■ **Task prompt**:
Write the entries out again exactly as they stand, but without the pictures.
^^^^^^^^
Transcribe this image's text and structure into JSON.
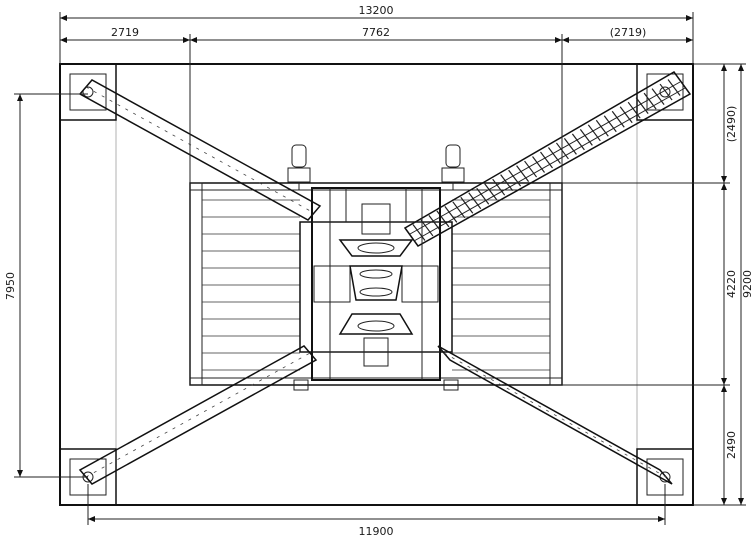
{
  "dimensions": {
    "overall_width": "13200",
    "left_bay": "2719",
    "center_bay": "7762",
    "right_bay": "(2719)",
    "overall_height": "9200",
    "top_bay": "(2490)",
    "middle_bay": "4220",
    "bottom_bay": "2490",
    "diagonal_left_height": "7950",
    "bottom_span": "11900"
  },
  "colors": {
    "line": "#111111",
    "corner_fill": "#d9d9d9",
    "deck_line": "#333333",
    "background": "#ffffff"
  }
}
^^^^^^^^
■ **Response**:
Transcribe this image's text and structure into JSON.
{
  "dimensions": {
    "overall_width": "13200",
    "left_bay": "2719",
    "center_bay": "7762",
    "right_bay": "(2719)",
    "overall_height": "9200",
    "top_bay": "(2490)",
    "middle_bay": "4220",
    "bottom_bay": "2490",
    "diagonal_left_height": "7950",
    "bottom_span": "11900"
  },
  "colors": {
    "line": "#111111",
    "corner_fill": "#d9d9d9",
    "deck_line": "#333333",
    "background": "#ffffff"
  }
}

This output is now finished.